-------- INPUT DATA

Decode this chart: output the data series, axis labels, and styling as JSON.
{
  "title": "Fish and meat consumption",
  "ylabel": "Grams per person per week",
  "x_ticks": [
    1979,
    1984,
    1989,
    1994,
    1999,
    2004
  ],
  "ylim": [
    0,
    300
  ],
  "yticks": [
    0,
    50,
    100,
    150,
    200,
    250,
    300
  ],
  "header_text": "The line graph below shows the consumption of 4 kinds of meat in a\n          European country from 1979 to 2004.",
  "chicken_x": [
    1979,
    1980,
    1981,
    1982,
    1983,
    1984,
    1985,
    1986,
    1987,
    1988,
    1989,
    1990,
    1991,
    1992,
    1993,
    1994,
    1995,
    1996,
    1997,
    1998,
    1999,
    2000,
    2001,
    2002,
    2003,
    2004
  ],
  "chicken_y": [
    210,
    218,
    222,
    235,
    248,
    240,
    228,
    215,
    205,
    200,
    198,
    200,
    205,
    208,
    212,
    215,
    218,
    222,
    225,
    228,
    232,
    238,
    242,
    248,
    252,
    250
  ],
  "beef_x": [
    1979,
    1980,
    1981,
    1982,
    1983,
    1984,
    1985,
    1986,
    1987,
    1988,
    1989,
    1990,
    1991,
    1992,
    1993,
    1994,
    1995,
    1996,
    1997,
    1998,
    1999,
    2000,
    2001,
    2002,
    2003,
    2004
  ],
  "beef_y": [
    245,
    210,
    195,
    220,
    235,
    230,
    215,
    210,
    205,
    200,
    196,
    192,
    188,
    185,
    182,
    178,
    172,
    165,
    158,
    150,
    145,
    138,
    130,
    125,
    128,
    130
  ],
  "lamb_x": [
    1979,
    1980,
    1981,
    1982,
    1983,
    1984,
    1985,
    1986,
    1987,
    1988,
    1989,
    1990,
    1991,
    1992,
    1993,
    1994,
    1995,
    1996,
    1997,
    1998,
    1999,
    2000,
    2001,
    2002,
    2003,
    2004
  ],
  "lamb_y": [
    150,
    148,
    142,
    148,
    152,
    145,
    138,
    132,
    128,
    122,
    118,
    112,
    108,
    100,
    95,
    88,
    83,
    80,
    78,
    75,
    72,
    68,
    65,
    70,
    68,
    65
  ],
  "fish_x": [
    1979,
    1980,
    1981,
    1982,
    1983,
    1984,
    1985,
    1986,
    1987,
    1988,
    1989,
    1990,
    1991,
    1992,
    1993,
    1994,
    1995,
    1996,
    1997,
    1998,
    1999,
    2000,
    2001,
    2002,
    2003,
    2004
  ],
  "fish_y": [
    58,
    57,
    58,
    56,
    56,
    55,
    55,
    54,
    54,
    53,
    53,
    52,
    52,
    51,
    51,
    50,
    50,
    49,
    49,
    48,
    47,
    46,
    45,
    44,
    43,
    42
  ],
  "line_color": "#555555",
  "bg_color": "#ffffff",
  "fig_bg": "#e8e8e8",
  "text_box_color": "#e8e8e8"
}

----------------

Pull out every line in the material above where "consumption" occurs.

→ RESULT OF THE TASK
  "title": "Fish and meat consumption",
  "header_text": "The line graph below shows the consumption of 4 kinds of meat in a\n          European country from 1979 to 2004.",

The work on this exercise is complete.